>> Begin

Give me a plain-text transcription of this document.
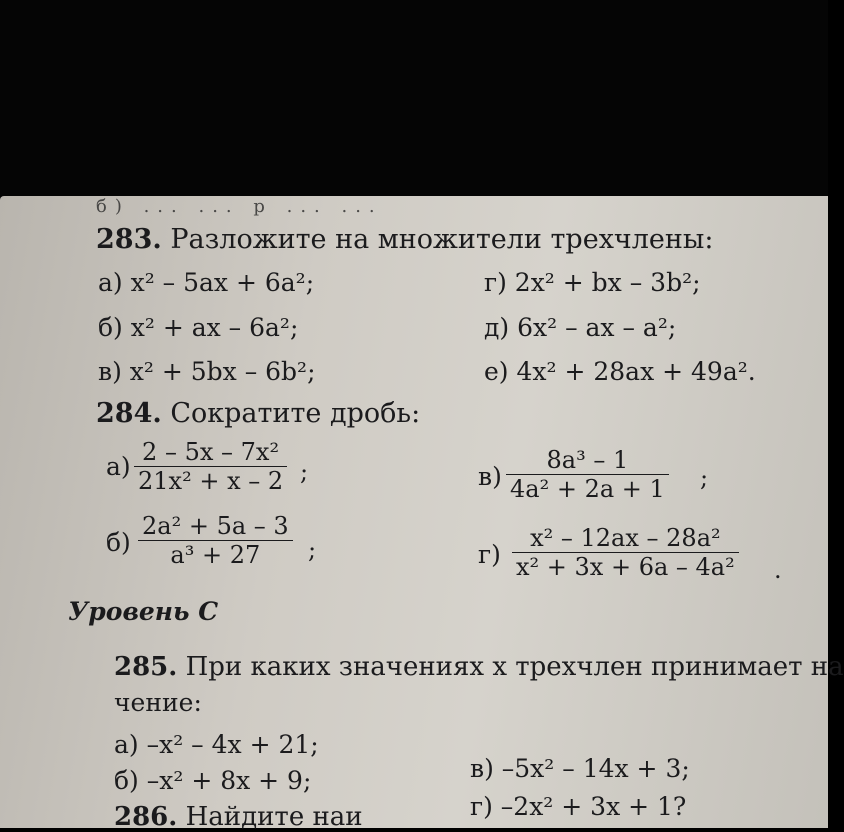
283. Разложите на множители трехчлены:
а) x² – 5ax + 6a²;
б) x² + ax – 6a²;
в) x² + 5bx – 6b²;
г) 2x² + bx – 3b²;
д) 6x² – ax – a²;
е) 4x² + 28ax + 49a².
284. Сократите дробь:
$а) \frac{\text{2 – 5x – 7x²}}{\text{21x² + x – 2}}$ ;
$б) \frac{\text{2a² + 5a – 3}}{\text{a³ + 27}}$ ;
$в) \frac{\text{8a³ – 1}}{\text{4a² + 2a + 1}}$ ;
$г) \frac{\text{x² – 12ax – 28a²}}{\text{x² + 3x + 6a – 4a²}}$ .
Уровень С
285. При каких значениях x трехчлен принимает на
чение:
а) –x² – 4x + 21;
б) –x² + 8x + 9;	в) –5x² – 14x + 3;
г) –2x² + 3x + 1?
286. Найдите наи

>> End

TASK DESCRIPTION: Find every line of the data that holds the string "frac", then say how many there are and nothing else.

EXERCISE ANSWER: 4